§ WHAT TO WORK ON
Transcribe the listing below verbatim, omitting the picture.

§ ENTRIES
═══

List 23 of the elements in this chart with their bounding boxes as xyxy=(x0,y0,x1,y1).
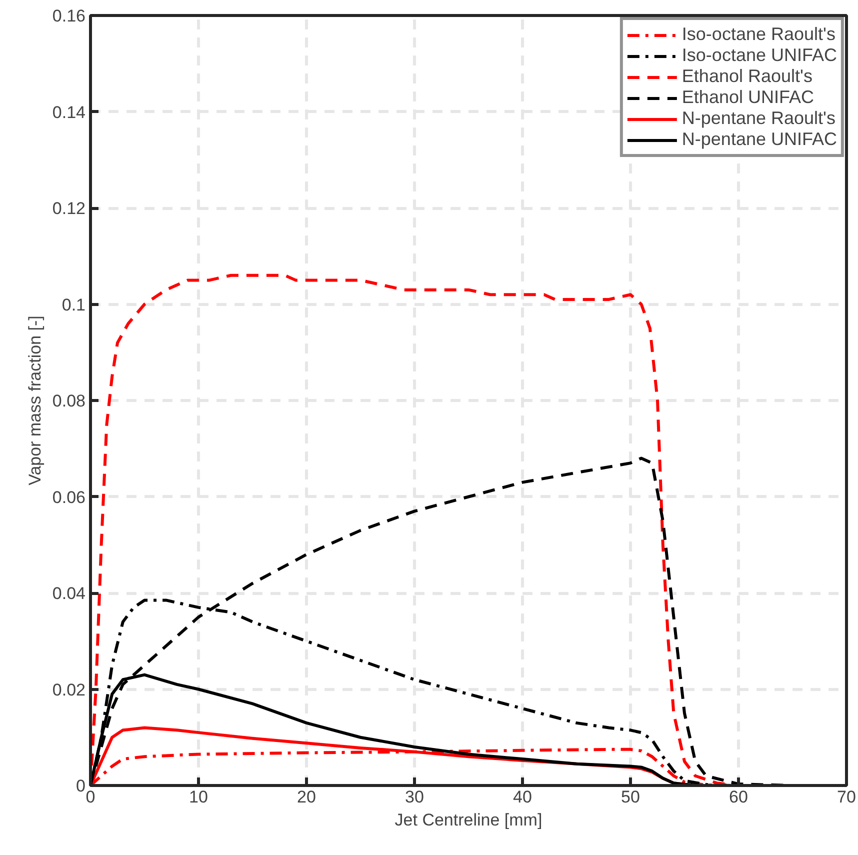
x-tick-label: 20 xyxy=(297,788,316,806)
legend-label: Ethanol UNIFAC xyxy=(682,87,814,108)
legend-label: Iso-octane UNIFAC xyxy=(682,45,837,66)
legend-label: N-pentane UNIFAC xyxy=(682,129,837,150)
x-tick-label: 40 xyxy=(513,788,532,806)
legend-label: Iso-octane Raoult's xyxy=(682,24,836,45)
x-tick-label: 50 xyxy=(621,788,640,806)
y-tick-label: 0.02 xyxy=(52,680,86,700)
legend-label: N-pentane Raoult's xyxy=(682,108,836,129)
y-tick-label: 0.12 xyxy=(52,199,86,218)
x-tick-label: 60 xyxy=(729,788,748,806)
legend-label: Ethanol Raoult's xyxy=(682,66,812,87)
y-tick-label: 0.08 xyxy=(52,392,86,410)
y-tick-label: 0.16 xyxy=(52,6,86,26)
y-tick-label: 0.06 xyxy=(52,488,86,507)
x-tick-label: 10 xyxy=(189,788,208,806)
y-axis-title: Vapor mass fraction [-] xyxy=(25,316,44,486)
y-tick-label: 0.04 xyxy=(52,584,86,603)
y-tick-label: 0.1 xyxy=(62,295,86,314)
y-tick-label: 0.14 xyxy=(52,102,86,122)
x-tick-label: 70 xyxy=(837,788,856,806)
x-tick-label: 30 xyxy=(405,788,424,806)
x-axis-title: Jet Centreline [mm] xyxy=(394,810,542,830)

═══

§ RESPONSE BELOW
List 23 of the elements in this chart with their bounding boxes as xyxy=(x0,y0,x1,y1).
x-tick-label: 20 xyxy=(297,788,316,806)
legend-label: Ethanol UNIFAC xyxy=(682,87,814,108)
legend-label: Iso-octane UNIFAC xyxy=(682,45,837,66)
legend-label: N-pentane UNIFAC xyxy=(682,129,837,150)
x-tick-label: 40 xyxy=(513,788,532,806)
legend-label: Iso-octane Raoult's xyxy=(682,24,836,45)
x-tick-label: 50 xyxy=(621,788,640,806)
y-tick-label: 0.02 xyxy=(52,680,86,700)
legend-label: N-pentane Raoult's xyxy=(682,108,836,129)
y-tick-label: 0.12 xyxy=(52,199,86,218)
x-tick-label: 60 xyxy=(729,788,748,806)
legend-label: Ethanol Raoult's xyxy=(682,66,812,87)
y-tick-label: 0.08 xyxy=(52,392,86,410)
y-tick-label: 0.16 xyxy=(52,6,86,26)
y-tick-label: 0.06 xyxy=(52,488,86,507)
x-tick-label: 10 xyxy=(189,788,208,806)
y-axis-title: Vapor mass fraction [-] xyxy=(25,316,44,486)
y-tick-label: 0.04 xyxy=(52,584,86,603)
y-tick-label: 0.1 xyxy=(62,295,86,314)
y-tick-label: 0.14 xyxy=(52,102,86,122)
x-tick-label: 70 xyxy=(837,788,856,806)
x-tick-label: 30 xyxy=(405,788,424,806)
x-axis-title: Jet Centreline [mm] xyxy=(394,810,542,830)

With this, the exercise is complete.